* EXERCISE OBJECTIVE: Count the lines below that contain the word "Presupuesto". Give only the number.

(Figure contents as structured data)
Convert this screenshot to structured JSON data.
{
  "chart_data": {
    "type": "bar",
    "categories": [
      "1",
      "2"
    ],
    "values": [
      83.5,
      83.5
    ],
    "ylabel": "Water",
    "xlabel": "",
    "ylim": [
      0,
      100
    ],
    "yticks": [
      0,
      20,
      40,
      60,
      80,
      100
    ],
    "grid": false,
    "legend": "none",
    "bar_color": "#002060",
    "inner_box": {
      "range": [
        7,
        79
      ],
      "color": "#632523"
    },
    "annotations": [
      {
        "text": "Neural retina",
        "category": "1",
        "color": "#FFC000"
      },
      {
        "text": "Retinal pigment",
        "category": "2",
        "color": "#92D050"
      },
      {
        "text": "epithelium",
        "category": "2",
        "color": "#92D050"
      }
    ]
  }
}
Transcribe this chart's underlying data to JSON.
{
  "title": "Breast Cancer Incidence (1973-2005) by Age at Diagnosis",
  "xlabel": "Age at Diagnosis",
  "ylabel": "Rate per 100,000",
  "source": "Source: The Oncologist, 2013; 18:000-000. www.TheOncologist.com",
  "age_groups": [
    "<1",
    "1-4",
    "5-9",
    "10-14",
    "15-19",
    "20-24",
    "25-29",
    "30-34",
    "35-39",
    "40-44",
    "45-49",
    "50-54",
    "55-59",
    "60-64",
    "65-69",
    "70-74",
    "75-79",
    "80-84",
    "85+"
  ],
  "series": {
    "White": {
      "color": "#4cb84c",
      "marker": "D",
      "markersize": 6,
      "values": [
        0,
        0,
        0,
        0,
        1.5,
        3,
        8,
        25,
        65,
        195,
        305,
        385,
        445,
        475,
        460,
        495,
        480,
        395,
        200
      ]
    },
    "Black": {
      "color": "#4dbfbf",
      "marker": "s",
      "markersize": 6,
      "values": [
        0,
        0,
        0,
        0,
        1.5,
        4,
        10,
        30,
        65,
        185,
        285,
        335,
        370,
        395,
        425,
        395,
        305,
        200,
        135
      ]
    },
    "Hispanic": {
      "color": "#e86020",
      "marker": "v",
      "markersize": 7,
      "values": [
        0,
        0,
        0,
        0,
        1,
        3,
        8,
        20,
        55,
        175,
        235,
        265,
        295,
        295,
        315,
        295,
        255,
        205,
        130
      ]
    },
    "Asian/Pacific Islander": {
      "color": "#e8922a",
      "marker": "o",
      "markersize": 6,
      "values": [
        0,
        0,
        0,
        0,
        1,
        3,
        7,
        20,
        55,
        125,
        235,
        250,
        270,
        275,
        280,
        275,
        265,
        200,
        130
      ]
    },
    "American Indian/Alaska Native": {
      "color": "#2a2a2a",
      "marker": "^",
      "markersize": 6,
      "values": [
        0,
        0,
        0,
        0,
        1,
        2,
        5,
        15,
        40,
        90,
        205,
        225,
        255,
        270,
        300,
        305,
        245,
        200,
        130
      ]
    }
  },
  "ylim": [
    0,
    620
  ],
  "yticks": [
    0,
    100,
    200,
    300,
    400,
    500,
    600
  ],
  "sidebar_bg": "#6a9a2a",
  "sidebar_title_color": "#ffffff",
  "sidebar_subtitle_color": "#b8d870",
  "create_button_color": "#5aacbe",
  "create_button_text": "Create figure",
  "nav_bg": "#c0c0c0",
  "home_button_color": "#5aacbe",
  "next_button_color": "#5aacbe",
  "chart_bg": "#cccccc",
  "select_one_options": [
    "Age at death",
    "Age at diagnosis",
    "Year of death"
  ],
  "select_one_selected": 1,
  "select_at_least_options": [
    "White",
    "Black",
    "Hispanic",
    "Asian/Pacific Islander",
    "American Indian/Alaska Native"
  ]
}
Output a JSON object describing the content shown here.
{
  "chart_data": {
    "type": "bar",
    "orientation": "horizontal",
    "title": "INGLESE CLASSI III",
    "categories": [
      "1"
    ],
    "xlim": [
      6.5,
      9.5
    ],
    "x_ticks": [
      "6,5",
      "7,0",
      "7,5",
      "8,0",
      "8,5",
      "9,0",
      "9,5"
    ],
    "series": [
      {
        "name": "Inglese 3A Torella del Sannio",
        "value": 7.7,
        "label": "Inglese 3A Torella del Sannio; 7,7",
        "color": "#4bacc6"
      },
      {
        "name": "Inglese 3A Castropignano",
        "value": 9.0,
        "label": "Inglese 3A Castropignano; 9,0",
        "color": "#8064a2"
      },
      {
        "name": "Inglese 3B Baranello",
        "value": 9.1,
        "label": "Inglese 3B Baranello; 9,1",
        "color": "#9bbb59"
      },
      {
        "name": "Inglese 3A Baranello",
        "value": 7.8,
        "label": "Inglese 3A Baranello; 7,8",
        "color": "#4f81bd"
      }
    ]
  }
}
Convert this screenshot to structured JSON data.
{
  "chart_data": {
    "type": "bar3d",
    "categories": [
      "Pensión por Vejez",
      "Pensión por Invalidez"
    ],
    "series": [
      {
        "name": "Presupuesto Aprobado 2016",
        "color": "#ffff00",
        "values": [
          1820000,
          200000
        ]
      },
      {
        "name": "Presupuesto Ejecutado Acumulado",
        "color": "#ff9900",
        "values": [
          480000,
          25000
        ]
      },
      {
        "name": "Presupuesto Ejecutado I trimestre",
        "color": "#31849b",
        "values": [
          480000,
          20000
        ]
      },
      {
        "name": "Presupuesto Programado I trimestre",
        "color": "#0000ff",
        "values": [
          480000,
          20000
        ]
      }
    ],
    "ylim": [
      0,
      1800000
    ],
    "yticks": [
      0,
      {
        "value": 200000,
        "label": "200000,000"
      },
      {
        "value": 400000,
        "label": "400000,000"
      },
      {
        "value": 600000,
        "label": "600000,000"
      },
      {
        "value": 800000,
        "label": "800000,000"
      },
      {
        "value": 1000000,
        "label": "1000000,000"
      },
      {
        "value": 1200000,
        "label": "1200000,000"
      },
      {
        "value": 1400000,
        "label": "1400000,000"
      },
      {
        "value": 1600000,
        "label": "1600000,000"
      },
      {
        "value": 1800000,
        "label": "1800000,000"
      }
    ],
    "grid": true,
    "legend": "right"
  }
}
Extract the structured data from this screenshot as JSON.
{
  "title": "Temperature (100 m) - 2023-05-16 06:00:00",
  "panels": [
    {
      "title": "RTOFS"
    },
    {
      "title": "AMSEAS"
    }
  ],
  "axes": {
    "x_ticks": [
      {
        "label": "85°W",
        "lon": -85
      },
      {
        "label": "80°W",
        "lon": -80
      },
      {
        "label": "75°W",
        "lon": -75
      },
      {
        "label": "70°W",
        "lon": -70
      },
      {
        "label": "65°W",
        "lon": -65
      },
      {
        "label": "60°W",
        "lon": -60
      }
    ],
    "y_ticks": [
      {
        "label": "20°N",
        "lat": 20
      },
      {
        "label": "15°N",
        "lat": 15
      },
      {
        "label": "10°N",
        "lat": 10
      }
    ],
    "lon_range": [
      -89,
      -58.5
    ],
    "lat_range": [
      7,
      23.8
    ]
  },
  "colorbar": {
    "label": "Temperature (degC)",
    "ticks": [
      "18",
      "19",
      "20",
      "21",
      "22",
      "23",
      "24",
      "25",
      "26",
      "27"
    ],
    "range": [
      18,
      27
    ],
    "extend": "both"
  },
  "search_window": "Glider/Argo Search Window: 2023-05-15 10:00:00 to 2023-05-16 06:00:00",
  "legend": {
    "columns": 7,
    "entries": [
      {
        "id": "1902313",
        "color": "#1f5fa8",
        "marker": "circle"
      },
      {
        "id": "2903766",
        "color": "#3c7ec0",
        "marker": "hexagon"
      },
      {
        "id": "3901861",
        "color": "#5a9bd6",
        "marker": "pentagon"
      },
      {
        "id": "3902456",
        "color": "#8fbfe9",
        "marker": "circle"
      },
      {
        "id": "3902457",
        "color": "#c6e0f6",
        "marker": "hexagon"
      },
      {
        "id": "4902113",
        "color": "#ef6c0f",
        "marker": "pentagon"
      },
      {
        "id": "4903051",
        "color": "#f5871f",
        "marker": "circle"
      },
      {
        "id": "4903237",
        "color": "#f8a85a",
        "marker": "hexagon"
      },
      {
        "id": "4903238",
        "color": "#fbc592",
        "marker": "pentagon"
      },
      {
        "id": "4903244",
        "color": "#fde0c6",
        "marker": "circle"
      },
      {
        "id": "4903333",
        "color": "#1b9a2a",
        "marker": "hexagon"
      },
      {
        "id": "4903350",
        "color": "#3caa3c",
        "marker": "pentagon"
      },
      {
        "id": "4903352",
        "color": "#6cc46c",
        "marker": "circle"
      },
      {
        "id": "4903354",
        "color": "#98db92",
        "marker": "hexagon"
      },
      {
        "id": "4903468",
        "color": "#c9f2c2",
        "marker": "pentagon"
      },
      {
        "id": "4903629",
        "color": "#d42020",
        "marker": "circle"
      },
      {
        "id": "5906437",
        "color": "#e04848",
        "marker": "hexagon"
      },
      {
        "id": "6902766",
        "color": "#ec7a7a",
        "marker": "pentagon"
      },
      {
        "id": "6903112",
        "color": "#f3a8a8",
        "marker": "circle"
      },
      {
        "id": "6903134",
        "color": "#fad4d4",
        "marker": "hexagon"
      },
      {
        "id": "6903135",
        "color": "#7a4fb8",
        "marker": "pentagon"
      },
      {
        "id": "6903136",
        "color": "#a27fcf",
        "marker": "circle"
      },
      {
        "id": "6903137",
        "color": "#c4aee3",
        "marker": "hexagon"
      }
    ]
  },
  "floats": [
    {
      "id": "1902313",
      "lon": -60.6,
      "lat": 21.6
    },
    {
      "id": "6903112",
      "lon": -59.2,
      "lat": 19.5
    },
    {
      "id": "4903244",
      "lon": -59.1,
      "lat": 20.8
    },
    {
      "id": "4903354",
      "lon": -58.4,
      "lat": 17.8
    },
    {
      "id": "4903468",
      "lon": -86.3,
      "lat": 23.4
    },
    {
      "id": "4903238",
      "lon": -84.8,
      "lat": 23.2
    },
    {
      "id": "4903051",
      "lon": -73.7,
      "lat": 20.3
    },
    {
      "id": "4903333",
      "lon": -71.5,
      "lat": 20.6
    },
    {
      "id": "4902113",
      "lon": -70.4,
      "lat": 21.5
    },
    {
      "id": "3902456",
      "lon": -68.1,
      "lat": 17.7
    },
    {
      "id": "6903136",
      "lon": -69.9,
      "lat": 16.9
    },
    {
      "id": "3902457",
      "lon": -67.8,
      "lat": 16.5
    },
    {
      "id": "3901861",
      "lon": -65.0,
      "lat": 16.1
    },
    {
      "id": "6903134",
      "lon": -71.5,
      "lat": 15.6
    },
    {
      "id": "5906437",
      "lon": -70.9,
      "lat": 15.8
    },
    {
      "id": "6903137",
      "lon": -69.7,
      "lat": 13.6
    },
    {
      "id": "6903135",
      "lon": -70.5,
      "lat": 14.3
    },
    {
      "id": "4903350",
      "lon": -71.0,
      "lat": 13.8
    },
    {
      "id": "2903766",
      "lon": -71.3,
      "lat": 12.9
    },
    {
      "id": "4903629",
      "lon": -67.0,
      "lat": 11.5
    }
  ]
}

* TASK RESPONSE: 4